#### PROBLEM DESCRIPTION
Check each line of the material. Copy those containing "annotation".

#### DATA FOR PROCESSING
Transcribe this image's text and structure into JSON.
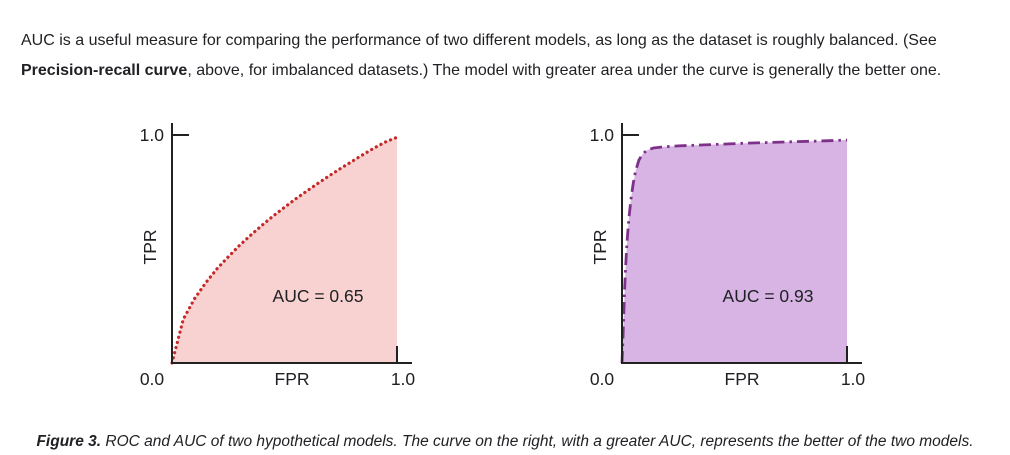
{
  "intro": {
    "line1": "AUC is a useful measure for comparing the performance of two different models, as long as the dataset is roughly balanced. (See",
    "line2_bold": "Precision-recall curve",
    "line2_rest": ", above, for imbalanced datasets.) The model with greater area under the curve is generally the better one."
  },
  "caption": {
    "label": "Figure 3.",
    "text": " ROC and AUC of two hypothetical models. The curve on the right, with a greater AUC, represents the better of the two models."
  },
  "colors": {
    "axis": "#212121",
    "text": "#202124",
    "left_curve": "#c62828",
    "left_fill": "#f8d2d0",
    "right_curve": "#7d3189",
    "right_fill": "#d7b4e4"
  },
  "chart_data": [
    {
      "type": "area",
      "title": "",
      "xlabel": "FPR",
      "ylabel": "TPR",
      "xlim": [
        0.0,
        1.0
      ],
      "ylim": [
        0.0,
        1.0
      ],
      "grid": false,
      "x_ticks": [
        {
          "value": 0.0,
          "label": "0.0"
        },
        {
          "value": 1.0,
          "label": "1.0"
        }
      ],
      "y_ticks": [
        {
          "value": 1.0,
          "label": "1.0"
        }
      ],
      "annotation": "AUC = 0.65",
      "auc": 0.65,
      "line_style": "dotted",
      "line_color": "#c62828",
      "fill_color": "#f8d2d0",
      "points": [
        [
          0.0,
          0.0
        ],
        [
          0.05,
          0.192
        ],
        [
          0.1,
          0.282
        ],
        [
          0.15,
          0.352
        ],
        [
          0.2,
          0.413
        ],
        [
          0.25,
          0.466
        ],
        [
          0.3,
          0.516
        ],
        [
          0.35,
          0.561
        ],
        [
          0.4,
          0.604
        ],
        [
          0.45,
          0.645
        ],
        [
          0.5,
          0.683
        ],
        [
          0.55,
          0.72
        ],
        [
          0.6,
          0.755
        ],
        [
          0.65,
          0.789
        ],
        [
          0.7,
          0.822
        ],
        [
          0.75,
          0.854
        ],
        [
          0.8,
          0.884
        ],
        [
          0.85,
          0.915
        ],
        [
          0.9,
          0.944
        ],
        [
          0.95,
          0.97
        ],
        [
          1.0,
          0.99
        ]
      ]
    },
    {
      "type": "area",
      "title": "",
      "xlabel": "FPR",
      "ylabel": "TPR",
      "xlim": [
        0.0,
        1.0
      ],
      "ylim": [
        0.0,
        1.0
      ],
      "grid": false,
      "x_ticks": [
        {
          "value": 0.0,
          "label": "0.0"
        },
        {
          "value": 1.0,
          "label": "1.0"
        }
      ],
      "y_ticks": [
        {
          "value": 1.0,
          "label": "1.0"
        }
      ],
      "annotation": "AUC = 0.93",
      "auc": 0.93,
      "line_style": "dash-dot",
      "line_color": "#7d3189",
      "fill_color": "#d7b4e4",
      "points": [
        [
          0.0,
          0.0
        ],
        [
          0.004,
          0.1
        ],
        [
          0.008,
          0.22
        ],
        [
          0.012,
          0.33
        ],
        [
          0.016,
          0.42
        ],
        [
          0.022,
          0.53
        ],
        [
          0.03,
          0.63
        ],
        [
          0.04,
          0.72
        ],
        [
          0.05,
          0.79
        ],
        [
          0.06,
          0.84
        ],
        [
          0.075,
          0.89
        ],
        [
          0.09,
          0.915
        ],
        [
          0.11,
          0.933
        ],
        [
          0.14,
          0.943
        ],
        [
          0.18,
          0.948
        ],
        [
          0.25,
          0.952
        ],
        [
          0.35,
          0.956
        ],
        [
          0.45,
          0.96
        ],
        [
          0.55,
          0.964
        ],
        [
          0.65,
          0.967
        ],
        [
          0.75,
          0.97
        ],
        [
          0.85,
          0.973
        ],
        [
          0.95,
          0.976
        ],
        [
          1.0,
          0.978
        ]
      ]
    }
  ]
}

#### OUTPUT FOR THIS TASK
      "annotation": "AUC = 0.65",
      "annotation": "AUC = 0.93",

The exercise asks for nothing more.